> _YOUR INSTRUCTIONS_
Look through the records below, count the lines with the word "Value", and reply with only the number.

> _DATASET ENTRIES_
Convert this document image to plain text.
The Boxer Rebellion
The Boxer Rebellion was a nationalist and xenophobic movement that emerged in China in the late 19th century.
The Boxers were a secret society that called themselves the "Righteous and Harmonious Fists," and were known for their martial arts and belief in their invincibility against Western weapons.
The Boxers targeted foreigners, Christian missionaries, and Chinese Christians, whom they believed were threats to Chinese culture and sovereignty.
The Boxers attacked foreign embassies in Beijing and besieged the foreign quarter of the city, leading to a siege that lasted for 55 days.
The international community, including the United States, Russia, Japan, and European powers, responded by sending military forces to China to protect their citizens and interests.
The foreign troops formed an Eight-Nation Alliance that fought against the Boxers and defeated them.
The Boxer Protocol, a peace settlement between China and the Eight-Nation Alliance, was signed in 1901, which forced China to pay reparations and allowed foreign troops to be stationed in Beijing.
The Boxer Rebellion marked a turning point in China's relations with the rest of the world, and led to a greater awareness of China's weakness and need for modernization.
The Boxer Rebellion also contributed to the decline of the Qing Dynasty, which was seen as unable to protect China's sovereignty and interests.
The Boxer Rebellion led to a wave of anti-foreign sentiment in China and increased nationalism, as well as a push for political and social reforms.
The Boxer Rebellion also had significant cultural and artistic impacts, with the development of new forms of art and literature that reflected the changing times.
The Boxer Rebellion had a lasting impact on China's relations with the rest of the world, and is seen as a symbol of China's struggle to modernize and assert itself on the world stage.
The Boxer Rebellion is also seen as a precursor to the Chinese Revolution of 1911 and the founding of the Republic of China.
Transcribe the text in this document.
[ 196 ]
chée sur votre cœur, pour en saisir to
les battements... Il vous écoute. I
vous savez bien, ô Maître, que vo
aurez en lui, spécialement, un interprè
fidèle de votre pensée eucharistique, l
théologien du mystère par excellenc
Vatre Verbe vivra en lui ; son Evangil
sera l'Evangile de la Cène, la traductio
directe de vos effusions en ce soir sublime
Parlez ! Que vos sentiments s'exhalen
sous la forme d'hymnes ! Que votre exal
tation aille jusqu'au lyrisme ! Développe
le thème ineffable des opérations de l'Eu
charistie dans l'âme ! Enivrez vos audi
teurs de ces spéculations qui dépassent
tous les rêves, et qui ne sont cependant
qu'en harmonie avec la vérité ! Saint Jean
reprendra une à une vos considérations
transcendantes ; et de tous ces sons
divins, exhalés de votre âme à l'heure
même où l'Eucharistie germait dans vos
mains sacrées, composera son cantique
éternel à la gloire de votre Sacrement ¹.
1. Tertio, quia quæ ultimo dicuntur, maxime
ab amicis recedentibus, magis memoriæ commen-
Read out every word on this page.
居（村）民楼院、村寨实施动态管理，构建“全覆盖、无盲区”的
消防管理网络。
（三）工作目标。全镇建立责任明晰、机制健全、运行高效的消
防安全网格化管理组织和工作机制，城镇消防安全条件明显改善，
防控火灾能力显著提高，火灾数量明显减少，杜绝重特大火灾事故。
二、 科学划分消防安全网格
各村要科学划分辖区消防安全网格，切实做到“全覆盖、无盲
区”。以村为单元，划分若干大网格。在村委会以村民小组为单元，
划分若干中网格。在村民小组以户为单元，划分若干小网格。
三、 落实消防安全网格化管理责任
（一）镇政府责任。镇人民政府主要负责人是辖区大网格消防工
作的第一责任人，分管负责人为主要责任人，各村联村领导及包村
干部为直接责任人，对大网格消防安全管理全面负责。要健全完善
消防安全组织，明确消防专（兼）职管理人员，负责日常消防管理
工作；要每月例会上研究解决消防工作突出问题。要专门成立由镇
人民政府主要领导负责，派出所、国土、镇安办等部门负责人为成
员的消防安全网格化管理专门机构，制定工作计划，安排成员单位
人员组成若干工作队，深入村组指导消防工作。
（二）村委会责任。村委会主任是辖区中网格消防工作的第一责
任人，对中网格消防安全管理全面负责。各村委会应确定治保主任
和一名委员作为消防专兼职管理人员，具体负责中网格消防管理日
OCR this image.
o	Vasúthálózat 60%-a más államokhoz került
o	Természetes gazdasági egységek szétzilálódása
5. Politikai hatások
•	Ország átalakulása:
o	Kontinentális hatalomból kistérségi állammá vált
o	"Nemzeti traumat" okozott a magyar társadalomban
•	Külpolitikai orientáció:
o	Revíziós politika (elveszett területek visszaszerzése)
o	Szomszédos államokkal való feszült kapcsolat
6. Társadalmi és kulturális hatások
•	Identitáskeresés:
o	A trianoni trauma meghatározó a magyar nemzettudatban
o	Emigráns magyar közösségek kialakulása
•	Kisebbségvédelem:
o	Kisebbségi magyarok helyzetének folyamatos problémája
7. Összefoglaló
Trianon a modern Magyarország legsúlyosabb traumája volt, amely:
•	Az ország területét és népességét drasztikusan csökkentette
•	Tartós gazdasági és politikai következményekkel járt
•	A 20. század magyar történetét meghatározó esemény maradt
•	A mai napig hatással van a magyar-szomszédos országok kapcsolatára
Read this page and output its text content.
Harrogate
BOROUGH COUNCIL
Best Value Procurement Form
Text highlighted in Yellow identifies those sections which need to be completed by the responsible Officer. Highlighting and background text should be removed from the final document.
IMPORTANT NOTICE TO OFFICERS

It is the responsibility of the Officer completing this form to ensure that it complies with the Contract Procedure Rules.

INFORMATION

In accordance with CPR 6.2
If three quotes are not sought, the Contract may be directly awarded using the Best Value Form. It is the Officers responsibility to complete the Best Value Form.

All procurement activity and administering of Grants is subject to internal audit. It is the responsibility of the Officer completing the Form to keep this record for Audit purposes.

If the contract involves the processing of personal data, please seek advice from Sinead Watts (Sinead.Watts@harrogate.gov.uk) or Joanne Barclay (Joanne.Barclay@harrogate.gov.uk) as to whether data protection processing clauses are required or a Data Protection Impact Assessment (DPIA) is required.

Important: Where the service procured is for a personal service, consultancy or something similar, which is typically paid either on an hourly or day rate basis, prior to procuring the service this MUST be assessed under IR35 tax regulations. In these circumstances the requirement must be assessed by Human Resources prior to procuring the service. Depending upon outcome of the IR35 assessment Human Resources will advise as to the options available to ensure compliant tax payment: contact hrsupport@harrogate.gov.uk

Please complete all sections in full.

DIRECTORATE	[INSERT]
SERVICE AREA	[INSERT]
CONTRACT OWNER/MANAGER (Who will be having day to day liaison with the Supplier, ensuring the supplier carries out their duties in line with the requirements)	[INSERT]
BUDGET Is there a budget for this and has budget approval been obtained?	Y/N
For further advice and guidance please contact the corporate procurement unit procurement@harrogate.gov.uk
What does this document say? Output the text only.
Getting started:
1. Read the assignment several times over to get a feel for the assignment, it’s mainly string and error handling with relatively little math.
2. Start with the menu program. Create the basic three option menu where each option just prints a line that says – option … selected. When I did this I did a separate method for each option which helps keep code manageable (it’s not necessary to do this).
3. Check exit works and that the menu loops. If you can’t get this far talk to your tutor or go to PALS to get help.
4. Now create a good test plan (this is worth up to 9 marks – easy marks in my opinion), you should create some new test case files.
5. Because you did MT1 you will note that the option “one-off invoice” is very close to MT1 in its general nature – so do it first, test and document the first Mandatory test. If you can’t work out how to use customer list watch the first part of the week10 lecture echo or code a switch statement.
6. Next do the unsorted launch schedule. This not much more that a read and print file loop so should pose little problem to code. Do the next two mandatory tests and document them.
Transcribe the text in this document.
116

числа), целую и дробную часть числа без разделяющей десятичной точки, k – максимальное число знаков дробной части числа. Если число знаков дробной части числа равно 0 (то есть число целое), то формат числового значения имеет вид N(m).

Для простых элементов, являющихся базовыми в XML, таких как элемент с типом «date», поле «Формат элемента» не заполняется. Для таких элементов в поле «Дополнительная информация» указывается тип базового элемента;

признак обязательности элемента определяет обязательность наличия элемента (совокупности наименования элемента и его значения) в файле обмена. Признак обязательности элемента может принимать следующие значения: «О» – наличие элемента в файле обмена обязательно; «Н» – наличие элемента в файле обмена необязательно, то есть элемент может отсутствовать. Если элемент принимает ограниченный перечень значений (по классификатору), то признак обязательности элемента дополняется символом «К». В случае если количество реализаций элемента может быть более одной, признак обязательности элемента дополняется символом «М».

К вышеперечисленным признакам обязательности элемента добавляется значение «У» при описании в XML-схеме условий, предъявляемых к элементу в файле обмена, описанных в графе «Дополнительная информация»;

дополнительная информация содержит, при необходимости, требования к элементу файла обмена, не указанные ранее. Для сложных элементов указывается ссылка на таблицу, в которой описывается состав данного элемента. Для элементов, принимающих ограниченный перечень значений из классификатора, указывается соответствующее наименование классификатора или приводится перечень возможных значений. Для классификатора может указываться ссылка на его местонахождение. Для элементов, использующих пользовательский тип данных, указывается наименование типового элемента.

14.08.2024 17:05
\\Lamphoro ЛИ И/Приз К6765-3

> _FULL OUTPUT_
2